**Task**
The entries need to be copied exactly.

**Data lines**
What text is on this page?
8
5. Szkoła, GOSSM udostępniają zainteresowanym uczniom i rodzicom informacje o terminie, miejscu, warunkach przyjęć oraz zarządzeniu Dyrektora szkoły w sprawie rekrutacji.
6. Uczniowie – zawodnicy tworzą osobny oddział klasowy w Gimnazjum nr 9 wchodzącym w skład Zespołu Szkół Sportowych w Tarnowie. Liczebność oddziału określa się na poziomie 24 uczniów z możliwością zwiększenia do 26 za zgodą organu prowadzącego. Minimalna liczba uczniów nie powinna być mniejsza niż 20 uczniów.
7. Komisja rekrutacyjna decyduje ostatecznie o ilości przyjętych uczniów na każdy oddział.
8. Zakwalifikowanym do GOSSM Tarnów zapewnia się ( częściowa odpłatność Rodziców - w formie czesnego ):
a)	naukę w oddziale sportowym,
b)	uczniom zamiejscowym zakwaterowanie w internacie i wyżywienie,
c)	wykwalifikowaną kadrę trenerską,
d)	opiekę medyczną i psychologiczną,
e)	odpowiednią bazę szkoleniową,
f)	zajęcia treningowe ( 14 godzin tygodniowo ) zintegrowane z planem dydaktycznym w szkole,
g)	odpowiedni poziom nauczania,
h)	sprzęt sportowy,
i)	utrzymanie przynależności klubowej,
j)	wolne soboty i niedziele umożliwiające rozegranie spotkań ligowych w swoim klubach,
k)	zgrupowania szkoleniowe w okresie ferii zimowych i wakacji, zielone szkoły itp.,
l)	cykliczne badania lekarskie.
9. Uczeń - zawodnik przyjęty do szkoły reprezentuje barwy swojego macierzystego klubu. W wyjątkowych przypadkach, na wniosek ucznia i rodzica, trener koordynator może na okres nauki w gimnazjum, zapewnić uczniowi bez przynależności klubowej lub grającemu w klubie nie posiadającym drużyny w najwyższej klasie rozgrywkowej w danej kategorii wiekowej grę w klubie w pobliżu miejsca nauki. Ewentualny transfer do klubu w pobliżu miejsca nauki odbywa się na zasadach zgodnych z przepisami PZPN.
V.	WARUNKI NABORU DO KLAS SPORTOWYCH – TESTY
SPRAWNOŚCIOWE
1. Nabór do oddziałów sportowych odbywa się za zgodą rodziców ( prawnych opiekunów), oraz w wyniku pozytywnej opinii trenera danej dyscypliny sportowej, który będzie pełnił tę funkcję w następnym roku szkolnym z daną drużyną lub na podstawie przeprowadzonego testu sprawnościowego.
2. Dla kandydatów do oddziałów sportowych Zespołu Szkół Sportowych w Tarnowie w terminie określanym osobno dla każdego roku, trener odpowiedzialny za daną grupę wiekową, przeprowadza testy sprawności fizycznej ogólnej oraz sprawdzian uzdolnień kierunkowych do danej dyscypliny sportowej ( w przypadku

**Problem solution**
What text is on this page?
8
5. Szkoła, GOSSM udostępniają zainteresowanym uczniom i rodzicom informacje o terminie, miejscu, warunkach przyjęć oraz zarządzeniu Dyrektora szkoły w sprawie rekrutacji.
6. Uczniowie – zawodnicy tworzą osobny oddział klasowy w Gimnazjum nr 9 wchodzącym w skład Zespołu Szkół Sportowych w Tarnowie. Liczebność oddziału określa się na poziomie 24 uczniów z możliwością zwiększenia do 26 za zgodą organu prowadzącego. Minimalna liczba uczniów nie powinna być mniejsza niż 20 uczniów.
7. Komisja rekrutacyjna decyduje ostatecznie o ilości przyjętych uczniów na każdy oddział.
8. Zakwalifikowanym do GOSSM Tarnów zapewnia się ( częściowa odpłatność Rodziców - w formie czesnego ):
a)	naukę w oddziale sportowym,
b)	uczniom zamiejscowym zakwaterowanie w internacie i wyżywienie,
c)	wykwalifikowaną kadrę trenerską,
d)	opiekę medyczną i psychologiczną,
e)	odpowiednią bazę szkoleniową,
f)	zajęcia treningowe ( 14 godzin tygodniowo ) zintegrowane z planem dydaktycznym w szkole,
g)	odpowiedni poziom nauczania,
h)	sprzęt sportowy,
i)	utrzymanie przynależności klubowej,
j)	wolne soboty i niedziele umożliwiające rozegranie spotkań ligowych w swoim klubach,
k)	zgrupowania szkoleniowe w okresie ferii zimowych i wakacji, zielone szkoły itp.,
l)	cykliczne badania lekarskie.
9. Uczeń - zawodnik przyjęty do szkoły reprezentuje barwy swojego macierzystego klubu. W wyjątkowych przypadkach, na wniosek ucznia i rodzica, trener koordynator może na okres nauki w gimnazjum, zapewnić uczniowi bez przynależności klubowej lub grającemu w klubie nie posiadającym drużyny w najwyższej klasie rozgrywkowej w danej kategorii wiekowej grę w klubie w pobliżu miejsca nauki. Ewentualny transfer do klubu w pobliżu miejsca nauki odbywa się na zasadach zgodnych z przepisami PZPN.
V.	WARUNKI NABORU DO KLAS SPORTOWYCH – TESTY
SPRAWNOŚCIOWE
1. Nabór do oddziałów sportowych odbywa się za zgodą rodziców ( prawnych opiekunów), oraz w wyniku pozytywnej opinii trenera danej dyscypliny sportowej, który będzie pełnił tę funkcję w następnym roku szkolnym z daną drużyną lub na podstawie przeprowadzonego testu sprawnościowego.
2. Dla kandydatów do oddziałów sportowych Zespołu Szkół Sportowych w Tarnowie w terminie określanym osobno dla każdego roku, trener odpowiedzialny za daną grupę wiekową, przeprowadza testy sprawności fizycznej ogólnej oraz sprawdzian uzdolnień kierunkowych do danej dyscypliny sportowej ( w przypadku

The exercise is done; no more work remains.